(Chart and figure data)
- - - -

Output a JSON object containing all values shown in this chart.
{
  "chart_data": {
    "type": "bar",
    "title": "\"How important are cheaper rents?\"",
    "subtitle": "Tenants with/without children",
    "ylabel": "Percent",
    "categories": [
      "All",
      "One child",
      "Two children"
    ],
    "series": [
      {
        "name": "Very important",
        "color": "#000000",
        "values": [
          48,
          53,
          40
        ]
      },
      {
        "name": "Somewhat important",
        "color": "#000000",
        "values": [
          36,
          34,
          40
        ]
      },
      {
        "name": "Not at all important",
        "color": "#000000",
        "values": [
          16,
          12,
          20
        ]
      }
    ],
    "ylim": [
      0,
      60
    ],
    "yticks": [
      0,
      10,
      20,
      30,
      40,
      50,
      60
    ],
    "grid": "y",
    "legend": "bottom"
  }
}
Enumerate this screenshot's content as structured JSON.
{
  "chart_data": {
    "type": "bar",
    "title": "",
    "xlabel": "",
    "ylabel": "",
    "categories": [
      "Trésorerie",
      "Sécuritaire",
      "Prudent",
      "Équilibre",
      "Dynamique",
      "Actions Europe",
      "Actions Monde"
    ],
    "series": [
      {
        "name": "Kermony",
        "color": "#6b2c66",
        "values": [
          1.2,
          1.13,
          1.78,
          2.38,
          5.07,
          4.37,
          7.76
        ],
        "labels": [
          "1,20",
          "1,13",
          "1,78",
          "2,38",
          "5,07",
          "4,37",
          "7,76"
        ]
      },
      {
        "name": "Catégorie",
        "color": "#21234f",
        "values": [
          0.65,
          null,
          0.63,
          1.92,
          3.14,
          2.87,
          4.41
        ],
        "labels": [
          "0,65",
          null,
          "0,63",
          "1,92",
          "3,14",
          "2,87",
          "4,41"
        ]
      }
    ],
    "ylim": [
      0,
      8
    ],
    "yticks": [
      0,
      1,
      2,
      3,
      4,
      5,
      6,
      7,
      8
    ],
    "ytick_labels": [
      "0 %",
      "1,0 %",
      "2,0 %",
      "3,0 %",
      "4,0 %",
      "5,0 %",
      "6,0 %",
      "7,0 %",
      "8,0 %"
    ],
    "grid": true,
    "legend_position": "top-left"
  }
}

- - - -

• Aim of the exercise
All lines from the one that contains "Enumerate this screenshot's" through the end of the material are to be quoted exactly, with both ends included.

• Task result
Enumerate this screenshot's content as structured JSON.
{
  "chart_data": {
    "type": "bar",
    "title": "",
    "xlabel": "",
    "ylabel": "",
    "categories": [
      "Trésorerie",
      "Sécuritaire",
      "Prudent",
      "Équilibre",
      "Dynamique",
      "Actions Europe",
      "Actions Monde"
    ],
    "series": [
      {
        "name": "Kermony",
        "color": "#6b2c66",
        "values": [
          1.2,
          1.13,
          1.78,
          2.38,
          5.07,
          4.37,
          7.76
        ],
        "labels": [
          "1,20",
          "1,13",
          "1,78",
          "2,38",
          "5,07",
          "4,37",
          "7,76"
        ]
      },
      {
        "name": "Catégorie",
        "color": "#21234f",
        "values": [
          0.65,
          null,
          0.63,
          1.92,
          3.14,
          2.87,
          4.41
        ],
        "labels": [
          "0,65",
          null,
          "0,63",
          "1,92",
          "3,14",
          "2,87",
          "4,41"
        ]
      }
    ],
    "ylim": [
      0,
      8
    ],
    "yticks": [
      0,
      1,
      2,
      3,
      4,
      5,
      6,
      7,
      8
    ],
    "ytick_labels": [
      "0 %",
      "1,0 %",
      "2,0 %",
      "3,0 %",
      "4,0 %",
      "5,0 %",
      "6,0 %",
      "7,0 %",
      "8,0 %"
    ],
    "grid": true,
    "legend_position": "top-left"
  }
}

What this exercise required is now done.